To be done:
Among the entries below, find the lines with "Move" and copy them.

Extracted entries:
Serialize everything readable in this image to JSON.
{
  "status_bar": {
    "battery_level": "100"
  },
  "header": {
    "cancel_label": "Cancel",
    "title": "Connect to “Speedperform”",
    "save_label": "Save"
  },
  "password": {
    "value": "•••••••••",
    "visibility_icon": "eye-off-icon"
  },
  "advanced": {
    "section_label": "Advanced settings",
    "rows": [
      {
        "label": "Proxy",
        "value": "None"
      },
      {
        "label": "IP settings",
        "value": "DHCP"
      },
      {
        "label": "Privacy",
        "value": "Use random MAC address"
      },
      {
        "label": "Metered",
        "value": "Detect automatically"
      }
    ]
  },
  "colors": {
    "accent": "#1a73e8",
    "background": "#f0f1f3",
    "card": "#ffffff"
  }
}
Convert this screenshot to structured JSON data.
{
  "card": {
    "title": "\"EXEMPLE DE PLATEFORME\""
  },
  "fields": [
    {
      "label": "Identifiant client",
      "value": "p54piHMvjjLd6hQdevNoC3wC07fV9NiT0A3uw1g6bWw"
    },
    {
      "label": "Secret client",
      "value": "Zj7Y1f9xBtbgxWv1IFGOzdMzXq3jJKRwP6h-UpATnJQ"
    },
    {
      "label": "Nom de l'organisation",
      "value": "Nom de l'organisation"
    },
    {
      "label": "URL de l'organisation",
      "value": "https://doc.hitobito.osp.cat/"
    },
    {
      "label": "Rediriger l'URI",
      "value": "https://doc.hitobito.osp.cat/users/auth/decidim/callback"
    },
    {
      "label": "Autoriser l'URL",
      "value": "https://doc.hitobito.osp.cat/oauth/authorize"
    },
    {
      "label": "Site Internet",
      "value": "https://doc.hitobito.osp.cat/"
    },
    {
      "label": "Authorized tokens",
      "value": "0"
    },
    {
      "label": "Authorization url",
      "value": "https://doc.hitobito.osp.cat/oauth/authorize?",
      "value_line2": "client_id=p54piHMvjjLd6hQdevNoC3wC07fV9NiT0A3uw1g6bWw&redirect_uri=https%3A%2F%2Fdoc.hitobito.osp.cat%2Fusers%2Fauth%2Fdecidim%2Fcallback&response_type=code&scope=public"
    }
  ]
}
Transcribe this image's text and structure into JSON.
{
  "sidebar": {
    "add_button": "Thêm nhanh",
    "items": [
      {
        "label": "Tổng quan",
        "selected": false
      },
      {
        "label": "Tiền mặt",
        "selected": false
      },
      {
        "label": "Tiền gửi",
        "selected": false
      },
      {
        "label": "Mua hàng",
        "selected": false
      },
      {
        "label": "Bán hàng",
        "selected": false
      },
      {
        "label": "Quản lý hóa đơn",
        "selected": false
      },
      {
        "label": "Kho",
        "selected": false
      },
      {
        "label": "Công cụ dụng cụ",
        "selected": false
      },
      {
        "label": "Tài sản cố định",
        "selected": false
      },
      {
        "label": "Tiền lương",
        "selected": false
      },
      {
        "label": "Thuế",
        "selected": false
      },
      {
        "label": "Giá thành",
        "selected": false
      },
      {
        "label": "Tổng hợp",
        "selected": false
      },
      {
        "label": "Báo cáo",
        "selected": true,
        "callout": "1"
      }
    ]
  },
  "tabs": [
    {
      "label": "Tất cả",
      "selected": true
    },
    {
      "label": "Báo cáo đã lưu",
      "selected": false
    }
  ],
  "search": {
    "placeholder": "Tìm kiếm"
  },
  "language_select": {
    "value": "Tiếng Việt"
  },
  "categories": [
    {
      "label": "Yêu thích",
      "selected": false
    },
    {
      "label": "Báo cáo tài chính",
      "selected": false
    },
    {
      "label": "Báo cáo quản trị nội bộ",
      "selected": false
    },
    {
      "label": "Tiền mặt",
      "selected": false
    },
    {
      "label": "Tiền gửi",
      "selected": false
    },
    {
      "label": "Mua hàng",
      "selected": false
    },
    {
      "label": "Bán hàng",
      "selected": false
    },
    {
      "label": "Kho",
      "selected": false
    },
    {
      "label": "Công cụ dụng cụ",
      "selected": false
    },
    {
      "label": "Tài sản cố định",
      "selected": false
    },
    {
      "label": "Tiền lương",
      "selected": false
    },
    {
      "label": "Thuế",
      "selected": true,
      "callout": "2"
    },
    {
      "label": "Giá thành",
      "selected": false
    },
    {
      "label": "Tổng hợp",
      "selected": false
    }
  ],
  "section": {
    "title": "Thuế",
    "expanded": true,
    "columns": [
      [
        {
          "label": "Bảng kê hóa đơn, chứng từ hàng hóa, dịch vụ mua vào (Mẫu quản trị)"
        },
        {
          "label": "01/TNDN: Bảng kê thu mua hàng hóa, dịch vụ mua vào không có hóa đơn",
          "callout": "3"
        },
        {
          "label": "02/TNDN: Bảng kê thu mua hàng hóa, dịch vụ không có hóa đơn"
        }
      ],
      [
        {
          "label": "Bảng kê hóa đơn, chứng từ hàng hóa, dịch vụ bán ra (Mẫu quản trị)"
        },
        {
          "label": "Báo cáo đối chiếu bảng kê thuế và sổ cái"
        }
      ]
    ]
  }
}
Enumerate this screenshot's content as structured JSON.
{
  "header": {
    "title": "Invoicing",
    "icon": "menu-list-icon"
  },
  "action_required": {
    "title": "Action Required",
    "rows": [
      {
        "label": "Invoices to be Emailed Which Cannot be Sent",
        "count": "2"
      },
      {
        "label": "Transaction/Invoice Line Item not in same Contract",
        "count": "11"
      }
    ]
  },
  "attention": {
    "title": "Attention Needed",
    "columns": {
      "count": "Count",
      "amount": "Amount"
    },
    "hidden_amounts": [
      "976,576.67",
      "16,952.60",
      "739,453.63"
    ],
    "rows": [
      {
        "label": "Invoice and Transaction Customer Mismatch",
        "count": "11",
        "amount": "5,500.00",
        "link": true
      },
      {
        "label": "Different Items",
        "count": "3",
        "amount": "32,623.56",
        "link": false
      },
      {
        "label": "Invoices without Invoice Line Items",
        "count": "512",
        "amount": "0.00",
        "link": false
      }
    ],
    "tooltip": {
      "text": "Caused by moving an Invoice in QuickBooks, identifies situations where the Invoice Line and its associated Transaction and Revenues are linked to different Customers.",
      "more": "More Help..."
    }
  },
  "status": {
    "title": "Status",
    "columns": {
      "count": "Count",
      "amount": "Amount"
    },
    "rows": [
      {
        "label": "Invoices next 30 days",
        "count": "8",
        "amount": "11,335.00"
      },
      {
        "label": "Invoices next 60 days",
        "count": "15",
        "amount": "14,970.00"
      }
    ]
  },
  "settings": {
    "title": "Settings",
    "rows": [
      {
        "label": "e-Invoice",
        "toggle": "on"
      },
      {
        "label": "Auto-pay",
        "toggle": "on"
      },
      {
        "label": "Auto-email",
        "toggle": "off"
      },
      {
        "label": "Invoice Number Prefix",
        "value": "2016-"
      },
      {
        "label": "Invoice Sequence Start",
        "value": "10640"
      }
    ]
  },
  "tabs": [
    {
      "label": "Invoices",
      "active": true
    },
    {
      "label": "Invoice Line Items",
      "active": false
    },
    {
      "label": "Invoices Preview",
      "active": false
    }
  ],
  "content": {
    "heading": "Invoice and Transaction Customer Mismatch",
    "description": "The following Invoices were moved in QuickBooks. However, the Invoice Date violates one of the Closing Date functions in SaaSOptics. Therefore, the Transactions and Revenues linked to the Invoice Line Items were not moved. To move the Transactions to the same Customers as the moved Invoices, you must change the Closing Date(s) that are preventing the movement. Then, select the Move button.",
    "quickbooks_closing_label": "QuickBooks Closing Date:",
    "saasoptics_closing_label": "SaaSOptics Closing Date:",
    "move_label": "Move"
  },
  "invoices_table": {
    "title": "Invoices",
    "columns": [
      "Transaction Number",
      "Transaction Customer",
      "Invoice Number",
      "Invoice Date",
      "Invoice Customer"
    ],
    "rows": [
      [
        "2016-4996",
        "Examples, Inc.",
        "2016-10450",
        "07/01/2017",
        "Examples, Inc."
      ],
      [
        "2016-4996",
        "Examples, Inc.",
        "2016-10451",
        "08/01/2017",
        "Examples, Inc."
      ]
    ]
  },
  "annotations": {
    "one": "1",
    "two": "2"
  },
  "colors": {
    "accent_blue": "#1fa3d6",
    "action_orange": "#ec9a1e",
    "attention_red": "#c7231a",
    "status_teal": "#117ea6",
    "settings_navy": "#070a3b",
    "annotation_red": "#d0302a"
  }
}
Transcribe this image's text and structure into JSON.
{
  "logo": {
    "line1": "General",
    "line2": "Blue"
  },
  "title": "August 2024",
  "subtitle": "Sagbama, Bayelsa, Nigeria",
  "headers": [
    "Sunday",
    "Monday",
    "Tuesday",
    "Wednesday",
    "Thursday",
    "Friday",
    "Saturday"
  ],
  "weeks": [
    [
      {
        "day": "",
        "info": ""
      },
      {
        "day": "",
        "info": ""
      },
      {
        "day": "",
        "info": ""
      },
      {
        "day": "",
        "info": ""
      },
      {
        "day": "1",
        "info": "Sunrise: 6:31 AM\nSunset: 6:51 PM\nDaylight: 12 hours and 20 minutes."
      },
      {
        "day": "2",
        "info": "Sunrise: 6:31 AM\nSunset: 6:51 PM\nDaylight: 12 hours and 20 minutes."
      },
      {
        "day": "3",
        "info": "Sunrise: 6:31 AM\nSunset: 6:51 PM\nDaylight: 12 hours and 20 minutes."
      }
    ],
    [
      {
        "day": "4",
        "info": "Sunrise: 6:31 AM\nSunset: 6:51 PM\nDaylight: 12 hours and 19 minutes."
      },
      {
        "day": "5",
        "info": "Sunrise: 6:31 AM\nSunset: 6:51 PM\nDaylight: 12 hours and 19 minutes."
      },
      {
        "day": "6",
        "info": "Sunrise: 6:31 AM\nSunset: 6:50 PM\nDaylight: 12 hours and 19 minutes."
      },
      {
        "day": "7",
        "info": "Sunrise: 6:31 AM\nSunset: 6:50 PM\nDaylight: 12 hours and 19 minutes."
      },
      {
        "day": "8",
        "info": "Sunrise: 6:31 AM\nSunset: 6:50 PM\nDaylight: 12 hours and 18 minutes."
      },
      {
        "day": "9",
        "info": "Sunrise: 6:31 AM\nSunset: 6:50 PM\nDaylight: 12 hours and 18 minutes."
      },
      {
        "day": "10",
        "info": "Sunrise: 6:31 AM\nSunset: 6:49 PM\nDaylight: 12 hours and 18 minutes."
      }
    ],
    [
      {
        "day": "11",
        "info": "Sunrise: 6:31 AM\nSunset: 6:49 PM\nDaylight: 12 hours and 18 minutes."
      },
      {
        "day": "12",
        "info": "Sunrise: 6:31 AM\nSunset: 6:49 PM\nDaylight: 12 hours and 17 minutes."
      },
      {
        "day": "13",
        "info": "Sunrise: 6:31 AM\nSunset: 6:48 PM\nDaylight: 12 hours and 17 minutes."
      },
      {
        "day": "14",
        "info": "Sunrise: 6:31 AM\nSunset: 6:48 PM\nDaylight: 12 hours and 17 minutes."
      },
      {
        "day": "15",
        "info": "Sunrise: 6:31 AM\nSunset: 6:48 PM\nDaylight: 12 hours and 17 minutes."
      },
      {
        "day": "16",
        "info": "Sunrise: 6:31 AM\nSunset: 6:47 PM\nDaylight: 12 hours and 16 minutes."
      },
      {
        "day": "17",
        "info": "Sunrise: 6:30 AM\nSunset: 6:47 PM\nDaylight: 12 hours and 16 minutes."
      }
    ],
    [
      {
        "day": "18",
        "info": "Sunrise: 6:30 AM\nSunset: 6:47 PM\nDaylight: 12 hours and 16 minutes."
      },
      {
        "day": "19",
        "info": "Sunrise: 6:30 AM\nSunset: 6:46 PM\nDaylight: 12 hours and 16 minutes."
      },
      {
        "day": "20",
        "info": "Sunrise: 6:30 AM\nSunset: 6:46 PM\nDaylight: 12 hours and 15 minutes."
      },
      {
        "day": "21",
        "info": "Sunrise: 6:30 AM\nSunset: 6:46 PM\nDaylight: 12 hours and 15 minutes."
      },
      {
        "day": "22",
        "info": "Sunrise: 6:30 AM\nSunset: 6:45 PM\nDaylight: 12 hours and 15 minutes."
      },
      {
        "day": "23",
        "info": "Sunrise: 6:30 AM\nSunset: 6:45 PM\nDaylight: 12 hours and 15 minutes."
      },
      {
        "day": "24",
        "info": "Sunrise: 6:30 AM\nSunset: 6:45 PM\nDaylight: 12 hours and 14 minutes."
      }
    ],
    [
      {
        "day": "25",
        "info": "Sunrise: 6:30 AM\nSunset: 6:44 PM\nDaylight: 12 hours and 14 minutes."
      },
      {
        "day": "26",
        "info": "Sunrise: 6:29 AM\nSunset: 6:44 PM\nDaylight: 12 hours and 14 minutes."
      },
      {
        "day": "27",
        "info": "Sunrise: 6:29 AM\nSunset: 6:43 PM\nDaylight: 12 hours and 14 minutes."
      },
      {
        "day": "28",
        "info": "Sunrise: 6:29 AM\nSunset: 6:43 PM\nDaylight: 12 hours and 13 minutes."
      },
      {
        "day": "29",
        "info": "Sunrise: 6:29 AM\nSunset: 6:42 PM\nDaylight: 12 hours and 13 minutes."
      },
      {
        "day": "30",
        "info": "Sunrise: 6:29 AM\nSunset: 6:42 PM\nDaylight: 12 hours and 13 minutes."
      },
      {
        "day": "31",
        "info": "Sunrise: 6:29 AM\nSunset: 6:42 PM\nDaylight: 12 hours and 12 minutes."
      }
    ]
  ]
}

Answer to the exercise:
    "description": "The following Invoices were moved in QuickBooks. However, the Invoice Date violates one of the Closing Date functions in SaaSOptics. Therefore, the Transactions and Revenues linked to the Invoice Line Items were not moved. To move the Transactions to the same Customers as the moved Invoices, you must change the Closing Date(s) that are preventing the movement. Then, select the Move button.",
    "move_label": "Move"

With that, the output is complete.